§ Your task: Give back the whole listing exactly as shown.

__________

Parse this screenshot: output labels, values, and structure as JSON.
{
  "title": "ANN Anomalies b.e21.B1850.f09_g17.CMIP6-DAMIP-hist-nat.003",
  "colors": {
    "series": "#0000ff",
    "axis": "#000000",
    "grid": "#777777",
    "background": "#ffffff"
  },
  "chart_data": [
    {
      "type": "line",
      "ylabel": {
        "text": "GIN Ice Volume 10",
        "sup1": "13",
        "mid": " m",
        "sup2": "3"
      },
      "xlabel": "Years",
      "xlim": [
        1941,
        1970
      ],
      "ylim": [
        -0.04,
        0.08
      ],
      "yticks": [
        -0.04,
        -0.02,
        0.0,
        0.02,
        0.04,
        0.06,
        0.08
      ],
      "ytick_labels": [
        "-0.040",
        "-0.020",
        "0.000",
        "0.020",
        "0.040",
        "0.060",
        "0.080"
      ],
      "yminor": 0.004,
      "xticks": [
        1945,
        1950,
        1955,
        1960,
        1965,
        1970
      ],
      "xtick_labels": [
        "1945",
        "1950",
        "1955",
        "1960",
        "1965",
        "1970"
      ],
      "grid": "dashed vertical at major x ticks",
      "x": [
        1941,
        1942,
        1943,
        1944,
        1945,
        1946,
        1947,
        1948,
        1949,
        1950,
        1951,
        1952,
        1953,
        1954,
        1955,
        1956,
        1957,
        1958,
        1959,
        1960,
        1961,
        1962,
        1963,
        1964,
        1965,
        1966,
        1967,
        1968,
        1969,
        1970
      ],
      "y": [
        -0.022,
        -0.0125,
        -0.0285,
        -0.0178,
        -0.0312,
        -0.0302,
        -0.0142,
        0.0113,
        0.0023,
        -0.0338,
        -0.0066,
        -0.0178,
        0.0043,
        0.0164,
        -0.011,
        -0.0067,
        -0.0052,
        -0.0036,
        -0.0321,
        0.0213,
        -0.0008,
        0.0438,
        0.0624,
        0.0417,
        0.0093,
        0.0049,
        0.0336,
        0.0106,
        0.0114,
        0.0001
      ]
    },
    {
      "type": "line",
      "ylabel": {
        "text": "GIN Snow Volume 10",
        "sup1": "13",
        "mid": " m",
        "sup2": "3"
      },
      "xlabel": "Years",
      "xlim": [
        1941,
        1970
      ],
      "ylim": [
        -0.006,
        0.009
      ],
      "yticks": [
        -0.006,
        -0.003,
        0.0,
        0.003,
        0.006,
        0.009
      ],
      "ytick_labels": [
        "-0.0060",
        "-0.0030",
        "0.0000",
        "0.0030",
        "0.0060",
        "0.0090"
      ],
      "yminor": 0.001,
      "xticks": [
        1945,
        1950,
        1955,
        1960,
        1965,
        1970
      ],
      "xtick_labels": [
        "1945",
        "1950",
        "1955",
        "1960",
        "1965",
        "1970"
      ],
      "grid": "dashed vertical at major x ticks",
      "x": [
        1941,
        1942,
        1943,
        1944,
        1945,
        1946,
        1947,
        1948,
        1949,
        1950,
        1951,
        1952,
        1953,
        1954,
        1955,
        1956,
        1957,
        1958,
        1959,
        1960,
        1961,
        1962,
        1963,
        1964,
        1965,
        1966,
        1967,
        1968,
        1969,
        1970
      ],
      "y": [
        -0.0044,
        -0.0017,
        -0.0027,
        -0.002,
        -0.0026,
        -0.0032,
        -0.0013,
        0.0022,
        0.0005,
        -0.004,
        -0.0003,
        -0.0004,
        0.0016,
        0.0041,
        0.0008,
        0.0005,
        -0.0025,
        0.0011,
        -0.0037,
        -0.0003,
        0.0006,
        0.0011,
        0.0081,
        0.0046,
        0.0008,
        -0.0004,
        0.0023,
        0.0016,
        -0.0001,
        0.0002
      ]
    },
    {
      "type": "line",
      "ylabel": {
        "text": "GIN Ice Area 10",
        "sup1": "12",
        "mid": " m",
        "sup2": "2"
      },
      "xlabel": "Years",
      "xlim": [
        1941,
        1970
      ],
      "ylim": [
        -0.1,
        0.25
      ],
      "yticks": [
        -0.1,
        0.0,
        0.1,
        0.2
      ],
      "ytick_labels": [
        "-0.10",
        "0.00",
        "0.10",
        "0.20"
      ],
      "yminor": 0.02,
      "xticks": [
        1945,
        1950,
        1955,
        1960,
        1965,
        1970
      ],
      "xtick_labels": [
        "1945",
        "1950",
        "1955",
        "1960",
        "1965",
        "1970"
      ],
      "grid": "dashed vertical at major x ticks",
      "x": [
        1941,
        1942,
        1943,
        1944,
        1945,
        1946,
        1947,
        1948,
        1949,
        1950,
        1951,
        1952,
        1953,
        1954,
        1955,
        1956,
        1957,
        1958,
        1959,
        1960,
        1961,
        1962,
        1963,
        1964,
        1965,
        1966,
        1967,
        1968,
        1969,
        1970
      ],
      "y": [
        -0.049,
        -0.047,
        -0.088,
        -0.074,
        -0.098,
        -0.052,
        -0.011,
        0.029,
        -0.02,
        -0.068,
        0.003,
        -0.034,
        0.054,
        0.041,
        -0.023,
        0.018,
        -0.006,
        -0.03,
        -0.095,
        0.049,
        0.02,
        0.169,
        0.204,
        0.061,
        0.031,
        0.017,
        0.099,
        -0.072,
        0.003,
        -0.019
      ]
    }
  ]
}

__________

§ Solution:
Parse this screenshot: output labels, values, and structure as JSON.
{
  "title": "ANN Anomalies b.e21.B1850.f09_g17.CMIP6-DAMIP-hist-nat.003",
  "colors": {
    "series": "#0000ff",
    "axis": "#000000",
    "grid": "#777777",
    "background": "#ffffff"
  },
  "chart_data": [
    {
      "type": "line",
      "ylabel": {
        "text": "GIN Ice Volume 10",
        "sup1": "13",
        "mid": " m",
        "sup2": "3"
      },
      "xlabel": "Years",
      "xlim": [
        1941,
        1970
      ],
      "ylim": [
        -0.04,
        0.08
      ],
      "yticks": [
        -0.04,
        -0.02,
        0.0,
        0.02,
        0.04,
        0.06,
        0.08
      ],
      "ytick_labels": [
        "-0.040",
        "-0.020",
        "0.000",
        "0.020",
        "0.040",
        "0.060",
        "0.080"
      ],
      "yminor": 0.004,
      "xticks": [
        1945,
        1950,
        1955,
        1960,
        1965,
        1970
      ],
      "xtick_labels": [
        "1945",
        "1950",
        "1955",
        "1960",
        "1965",
        "1970"
      ],
      "grid": "dashed vertical at major x ticks",
      "x": [
        1941,
        1942,
        1943,
        1944,
        1945,
        1946,
        1947,
        1948,
        1949,
        1950,
        1951,
        1952,
        1953,
        1954,
        1955,
        1956,
        1957,
        1958,
        1959,
        1960,
        1961,
        1962,
        1963,
        1964,
        1965,
        1966,
        1967,
        1968,
        1969,
        1970
      ],
      "y": [
        -0.022,
        -0.0125,
        -0.0285,
        -0.0178,
        -0.0312,
        -0.0302,
        -0.0142,
        0.0113,
        0.0023,
        -0.0338,
        -0.0066,
        -0.0178,
        0.0043,
        0.0164,
        -0.011,
        -0.0067,
        -0.0052,
        -0.0036,
        -0.0321,
        0.0213,
        -0.0008,
        0.0438,
        0.0624,
        0.0417,
        0.0093,
        0.0049,
        0.0336,
        0.0106,
        0.0114,
        0.0001
      ]
    },
    {
      "type": "line",
      "ylabel": {
        "text": "GIN Snow Volume 10",
        "sup1": "13",
        "mid": " m",
        "sup2": "3"
      },
      "xlabel": "Years",
      "xlim": [
        1941,
        1970
      ],
      "ylim": [
        -0.006,
        0.009
      ],
      "yticks": [
        -0.006,
        -0.003,
        0.0,
        0.003,
        0.006,
        0.009
      ],
      "ytick_labels": [
        "-0.0060",
        "-0.0030",
        "0.0000",
        "0.0030",
        "0.0060",
        "0.0090"
      ],
      "yminor": 0.001,
      "xticks": [
        1945,
        1950,
        1955,
        1960,
        1965,
        1970
      ],
      "xtick_labels": [
        "1945",
        "1950",
        "1955",
        "1960",
        "1965",
        "1970"
      ],
      "grid": "dashed vertical at major x ticks",
      "x": [
        1941,
        1942,
        1943,
        1944,
        1945,
        1946,
        1947,
        1948,
        1949,
        1950,
        1951,
        1952,
        1953,
        1954,
        1955,
        1956,
        1957,
        1958,
        1959,
        1960,
        1961,
        1962,
        1963,
        1964,
        1965,
        1966,
        1967,
        1968,
        1969,
        1970
      ],
      "y": [
        -0.0044,
        -0.0017,
        -0.0027,
        -0.002,
        -0.0026,
        -0.0032,
        -0.0013,
        0.0022,
        0.0005,
        -0.004,
        -0.0003,
        -0.0004,
        0.0016,
        0.0041,
        0.0008,
        0.0005,
        -0.0025,
        0.0011,
        -0.0037,
        -0.0003,
        0.0006,
        0.0011,
        0.0081,
        0.0046,
        0.0008,
        -0.0004,
        0.0023,
        0.0016,
        -0.0001,
        0.0002
      ]
    },
    {
      "type": "line",
      "ylabel": {
        "text": "GIN Ice Area 10",
        "sup1": "12",
        "mid": " m",
        "sup2": "2"
      },
      "xlabel": "Years",
      "xlim": [
        1941,
        1970
      ],
      "ylim": [
        -0.1,
        0.25
      ],
      "yticks": [
        -0.1,
        0.0,
        0.1,
        0.2
      ],
      "ytick_labels": [
        "-0.10",
        "0.00",
        "0.10",
        "0.20"
      ],
      "yminor": 0.02,
      "xticks": [
        1945,
        1950,
        1955,
        1960,
        1965,
        1970
      ],
      "xtick_labels": [
        "1945",
        "1950",
        "1955",
        "1960",
        "1965",
        "1970"
      ],
      "grid": "dashed vertical at major x ticks",
      "x": [
        1941,
        1942,
        1943,
        1944,
        1945,
        1946,
        1947,
        1948,
        1949,
        1950,
        1951,
        1952,
        1953,
        1954,
        1955,
        1956,
        1957,
        1958,
        1959,
        1960,
        1961,
        1962,
        1963,
        1964,
        1965,
        1966,
        1967,
        1968,
        1969,
        1970
      ],
      "y": [
        -0.049,
        -0.047,
        -0.088,
        -0.074,
        -0.098,
        -0.052,
        -0.011,
        0.029,
        -0.02,
        -0.068,
        0.003,
        -0.034,
        0.054,
        0.041,
        -0.023,
        0.018,
        -0.006,
        -0.03,
        -0.095,
        0.049,
        0.02,
        0.169,
        0.204,
        0.061,
        0.031,
        0.017,
        0.099,
        -0.072,
        0.003,
        -0.019
      ]
    }
  ]
}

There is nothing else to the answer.